### The data
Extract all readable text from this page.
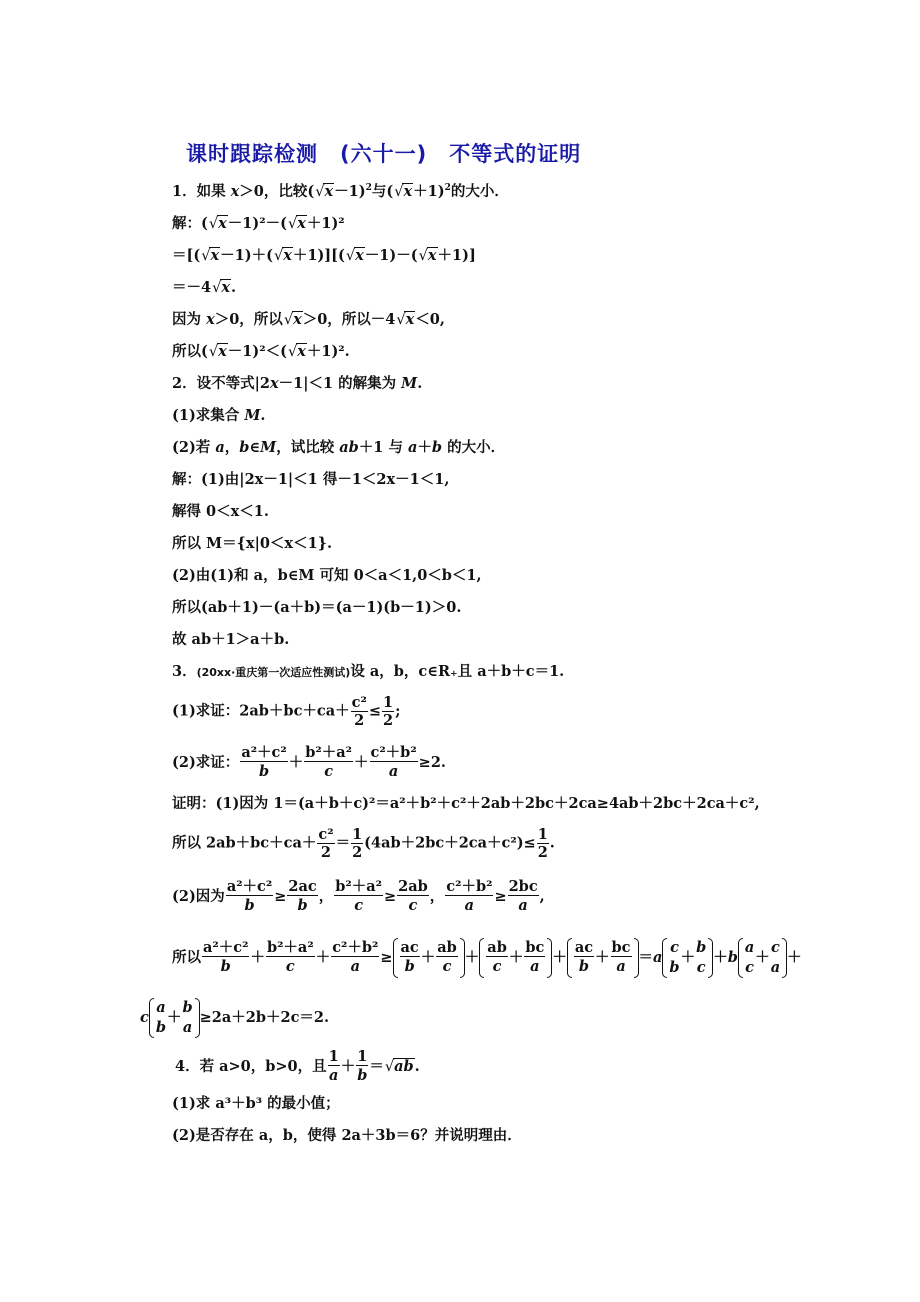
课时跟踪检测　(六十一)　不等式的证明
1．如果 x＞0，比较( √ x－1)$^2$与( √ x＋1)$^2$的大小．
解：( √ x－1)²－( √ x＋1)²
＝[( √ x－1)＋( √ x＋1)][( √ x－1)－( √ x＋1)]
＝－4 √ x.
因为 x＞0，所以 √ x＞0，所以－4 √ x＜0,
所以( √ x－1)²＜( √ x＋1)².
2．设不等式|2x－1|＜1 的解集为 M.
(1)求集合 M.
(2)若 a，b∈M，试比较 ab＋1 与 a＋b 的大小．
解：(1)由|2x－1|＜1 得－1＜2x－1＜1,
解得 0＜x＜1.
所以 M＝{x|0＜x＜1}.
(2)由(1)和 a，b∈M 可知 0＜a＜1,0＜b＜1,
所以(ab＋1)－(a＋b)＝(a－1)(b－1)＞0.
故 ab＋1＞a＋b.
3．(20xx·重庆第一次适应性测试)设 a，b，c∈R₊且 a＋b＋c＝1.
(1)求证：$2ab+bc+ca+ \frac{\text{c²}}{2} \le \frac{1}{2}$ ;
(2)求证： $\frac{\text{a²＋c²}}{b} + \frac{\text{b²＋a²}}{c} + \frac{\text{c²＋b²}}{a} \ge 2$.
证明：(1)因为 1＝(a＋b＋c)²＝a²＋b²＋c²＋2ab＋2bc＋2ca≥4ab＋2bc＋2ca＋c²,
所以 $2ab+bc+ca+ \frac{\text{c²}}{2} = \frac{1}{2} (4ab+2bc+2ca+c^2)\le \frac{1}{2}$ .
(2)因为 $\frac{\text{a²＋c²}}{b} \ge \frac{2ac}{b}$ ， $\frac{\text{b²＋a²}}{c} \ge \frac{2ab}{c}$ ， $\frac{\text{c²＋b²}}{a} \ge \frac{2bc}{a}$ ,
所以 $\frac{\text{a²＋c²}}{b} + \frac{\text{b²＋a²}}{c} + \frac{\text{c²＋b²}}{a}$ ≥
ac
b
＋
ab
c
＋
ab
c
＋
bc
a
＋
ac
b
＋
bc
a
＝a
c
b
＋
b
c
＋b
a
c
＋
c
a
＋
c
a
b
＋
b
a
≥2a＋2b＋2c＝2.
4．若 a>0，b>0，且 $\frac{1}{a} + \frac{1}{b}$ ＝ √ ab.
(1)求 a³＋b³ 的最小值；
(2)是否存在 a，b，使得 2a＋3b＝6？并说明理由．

### Exercise task
Could you repeat all of the material exactly? Pictures should not be copied.

### Solved problem
Extract all readable text from this page.
课时跟踪检测　(六十一)　不等式的证明
1．如果 x＞0，比较( √ x－1)$^2$与( √ x＋1)$^2$的大小．
解：( √ x－1)²－( √ x＋1)²
＝[( √ x－1)＋( √ x＋1)][( √ x－1)－( √ x＋1)]
＝－4 √ x.
因为 x＞0，所以 √ x＞0，所以－4 √ x＜0,
所以( √ x－1)²＜( √ x＋1)².
2．设不等式|2x－1|＜1 的解集为 M.
(1)求集合 M.
(2)若 a，b∈M，试比较 ab＋1 与 a＋b 的大小．
解：(1)由|2x－1|＜1 得－1＜2x－1＜1,
解得 0＜x＜1.
所以 M＝{x|0＜x＜1}.
(2)由(1)和 a，b∈M 可知 0＜a＜1,0＜b＜1,
所以(ab＋1)－(a＋b)＝(a－1)(b－1)＞0.
故 ab＋1＞a＋b.
3．(20xx·重庆第一次适应性测试)设 a，b，c∈R₊且 a＋b＋c＝1.
(1)求证：$2ab+bc+ca+ \frac{\text{c²}}{2} \le \frac{1}{2}$ ;
(2)求证： $\frac{\text{a²＋c²}}{b} + \frac{\text{b²＋a²}}{c} + \frac{\text{c²＋b²}}{a} \ge 2$.
证明：(1)因为 1＝(a＋b＋c)²＝a²＋b²＋c²＋2ab＋2bc＋2ca≥4ab＋2bc＋2ca＋c²,
所以 $2ab+bc+ca+ \frac{\text{c²}}{2} = \frac{1}{2} (4ab+2bc+2ca+c^2)\le \frac{1}{2}$ .
(2)因为 $\frac{\text{a²＋c²}}{b} \ge \frac{2ac}{b}$ ， $\frac{\text{b²＋a²}}{c} \ge \frac{2ab}{c}$ ， $\frac{\text{c²＋b²}}{a} \ge \frac{2bc}{a}$ ,
所以 $\frac{\text{a²＋c²}}{b} + \frac{\text{b²＋a²}}{c} + \frac{\text{c²＋b²}}{a}$ ≥
ac
b
＋
ab
c
＋
ab
c
＋
bc
a
＋
ac
b
＋
bc
a
＝a
c
b
＋
b
c
＋b
a
c
＋
c
a
＋
c
a
b
＋
b
a
≥2a＋2b＋2c＝2.
4．若 a>0，b>0，且 $\frac{1}{a} + \frac{1}{b}$ ＝ √ ab.
(1)求 a³＋b³ 的最小值；
(2)是否存在 a，b，使得 2a＋3b＝6？并说明理由．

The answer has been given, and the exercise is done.